Task:
Count lines, not occurrences: give the number of lines holding the word "Dommeren", and nothing besides.

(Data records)
----------------

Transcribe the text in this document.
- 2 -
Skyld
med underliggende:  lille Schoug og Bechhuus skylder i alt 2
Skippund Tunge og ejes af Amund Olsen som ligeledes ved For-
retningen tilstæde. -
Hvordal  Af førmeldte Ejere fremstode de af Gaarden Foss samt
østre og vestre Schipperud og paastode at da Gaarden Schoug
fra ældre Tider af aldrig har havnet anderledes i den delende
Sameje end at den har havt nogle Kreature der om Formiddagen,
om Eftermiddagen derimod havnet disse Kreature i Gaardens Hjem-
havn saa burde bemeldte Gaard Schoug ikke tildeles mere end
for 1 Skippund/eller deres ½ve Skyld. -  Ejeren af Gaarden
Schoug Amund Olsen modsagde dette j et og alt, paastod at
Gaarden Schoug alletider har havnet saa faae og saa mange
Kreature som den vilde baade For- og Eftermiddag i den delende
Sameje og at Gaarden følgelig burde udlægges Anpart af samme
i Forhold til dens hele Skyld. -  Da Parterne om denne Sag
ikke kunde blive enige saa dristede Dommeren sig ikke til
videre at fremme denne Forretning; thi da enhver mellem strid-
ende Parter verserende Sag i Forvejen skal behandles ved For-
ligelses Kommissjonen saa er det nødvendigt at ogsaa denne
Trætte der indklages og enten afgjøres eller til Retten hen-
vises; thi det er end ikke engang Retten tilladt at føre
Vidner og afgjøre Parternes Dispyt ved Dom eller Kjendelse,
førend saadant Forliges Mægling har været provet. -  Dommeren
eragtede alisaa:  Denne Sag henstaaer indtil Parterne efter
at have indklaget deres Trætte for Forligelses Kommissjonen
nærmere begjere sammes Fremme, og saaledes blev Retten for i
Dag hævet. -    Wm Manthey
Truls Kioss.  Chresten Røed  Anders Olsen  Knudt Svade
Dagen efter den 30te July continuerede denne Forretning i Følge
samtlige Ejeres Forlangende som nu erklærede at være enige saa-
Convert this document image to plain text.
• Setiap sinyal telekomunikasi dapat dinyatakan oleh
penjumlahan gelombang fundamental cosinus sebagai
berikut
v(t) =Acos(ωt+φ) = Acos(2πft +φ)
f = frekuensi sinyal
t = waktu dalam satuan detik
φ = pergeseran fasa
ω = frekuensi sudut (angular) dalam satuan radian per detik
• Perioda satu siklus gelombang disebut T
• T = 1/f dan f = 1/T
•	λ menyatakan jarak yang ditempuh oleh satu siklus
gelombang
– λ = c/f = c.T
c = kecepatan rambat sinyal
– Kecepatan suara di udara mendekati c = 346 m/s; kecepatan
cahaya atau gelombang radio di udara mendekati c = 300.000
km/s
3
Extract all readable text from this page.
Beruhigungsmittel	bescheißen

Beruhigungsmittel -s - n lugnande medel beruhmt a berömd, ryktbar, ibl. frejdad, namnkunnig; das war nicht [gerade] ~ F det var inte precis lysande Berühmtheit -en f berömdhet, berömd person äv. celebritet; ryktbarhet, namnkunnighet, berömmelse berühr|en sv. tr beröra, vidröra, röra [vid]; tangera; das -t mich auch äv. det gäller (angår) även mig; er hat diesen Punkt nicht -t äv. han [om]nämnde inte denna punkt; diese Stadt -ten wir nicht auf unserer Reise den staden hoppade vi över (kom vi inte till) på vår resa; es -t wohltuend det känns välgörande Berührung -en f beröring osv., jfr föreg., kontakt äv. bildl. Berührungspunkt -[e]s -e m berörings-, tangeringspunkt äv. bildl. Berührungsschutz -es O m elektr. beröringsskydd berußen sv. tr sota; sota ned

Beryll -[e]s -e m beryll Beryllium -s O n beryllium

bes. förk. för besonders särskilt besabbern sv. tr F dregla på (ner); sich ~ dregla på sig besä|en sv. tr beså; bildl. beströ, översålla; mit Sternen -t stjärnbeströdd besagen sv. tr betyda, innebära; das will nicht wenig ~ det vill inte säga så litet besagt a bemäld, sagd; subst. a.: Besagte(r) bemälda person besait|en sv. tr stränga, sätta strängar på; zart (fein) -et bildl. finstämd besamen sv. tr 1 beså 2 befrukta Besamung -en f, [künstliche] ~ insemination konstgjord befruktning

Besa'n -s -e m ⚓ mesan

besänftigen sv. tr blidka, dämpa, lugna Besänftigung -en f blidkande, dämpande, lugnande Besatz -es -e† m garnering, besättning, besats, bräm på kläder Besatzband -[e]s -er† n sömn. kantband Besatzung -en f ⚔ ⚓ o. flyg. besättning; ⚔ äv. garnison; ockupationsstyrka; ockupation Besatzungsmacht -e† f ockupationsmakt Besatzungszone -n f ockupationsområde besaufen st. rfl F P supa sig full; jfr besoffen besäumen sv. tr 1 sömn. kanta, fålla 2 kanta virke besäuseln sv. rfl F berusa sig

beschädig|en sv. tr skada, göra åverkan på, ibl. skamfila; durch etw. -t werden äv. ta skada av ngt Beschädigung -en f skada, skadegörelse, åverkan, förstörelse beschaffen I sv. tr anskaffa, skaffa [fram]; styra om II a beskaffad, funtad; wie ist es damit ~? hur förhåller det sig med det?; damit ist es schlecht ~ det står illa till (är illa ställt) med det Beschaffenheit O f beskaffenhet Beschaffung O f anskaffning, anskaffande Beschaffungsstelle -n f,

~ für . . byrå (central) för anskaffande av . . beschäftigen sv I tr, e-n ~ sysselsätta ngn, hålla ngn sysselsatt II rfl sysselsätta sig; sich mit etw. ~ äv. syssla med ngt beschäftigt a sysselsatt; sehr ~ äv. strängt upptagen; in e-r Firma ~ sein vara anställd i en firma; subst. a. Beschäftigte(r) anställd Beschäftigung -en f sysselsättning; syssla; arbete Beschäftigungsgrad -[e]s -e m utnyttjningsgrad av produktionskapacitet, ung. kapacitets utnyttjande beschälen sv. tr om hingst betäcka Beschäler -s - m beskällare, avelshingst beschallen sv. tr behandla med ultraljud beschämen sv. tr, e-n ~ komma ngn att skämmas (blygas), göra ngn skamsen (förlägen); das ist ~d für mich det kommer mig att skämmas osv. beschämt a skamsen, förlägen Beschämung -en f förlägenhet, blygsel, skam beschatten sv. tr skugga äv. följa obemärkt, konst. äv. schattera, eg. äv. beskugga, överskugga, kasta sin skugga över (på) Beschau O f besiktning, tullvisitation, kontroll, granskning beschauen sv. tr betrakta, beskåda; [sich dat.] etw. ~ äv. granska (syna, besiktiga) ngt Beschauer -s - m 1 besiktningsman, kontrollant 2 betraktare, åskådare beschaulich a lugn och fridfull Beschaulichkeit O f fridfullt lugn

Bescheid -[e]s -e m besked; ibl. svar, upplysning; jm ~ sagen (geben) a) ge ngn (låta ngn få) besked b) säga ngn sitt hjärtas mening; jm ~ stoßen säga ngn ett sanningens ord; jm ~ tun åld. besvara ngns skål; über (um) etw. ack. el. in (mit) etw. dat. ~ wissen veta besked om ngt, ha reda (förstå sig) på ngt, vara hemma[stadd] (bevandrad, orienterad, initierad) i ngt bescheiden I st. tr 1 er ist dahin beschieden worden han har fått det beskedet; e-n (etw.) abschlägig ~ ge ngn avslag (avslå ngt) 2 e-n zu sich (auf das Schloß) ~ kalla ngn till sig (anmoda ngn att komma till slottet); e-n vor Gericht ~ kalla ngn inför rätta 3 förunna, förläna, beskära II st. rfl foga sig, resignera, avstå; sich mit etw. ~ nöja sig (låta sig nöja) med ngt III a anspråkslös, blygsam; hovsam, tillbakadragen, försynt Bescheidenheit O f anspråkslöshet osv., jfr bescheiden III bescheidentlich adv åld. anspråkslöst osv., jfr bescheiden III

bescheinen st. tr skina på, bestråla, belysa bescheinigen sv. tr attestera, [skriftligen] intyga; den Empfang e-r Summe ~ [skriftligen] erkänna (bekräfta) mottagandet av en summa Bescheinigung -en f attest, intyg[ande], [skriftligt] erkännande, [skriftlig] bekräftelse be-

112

----------------

Answer to the task:
2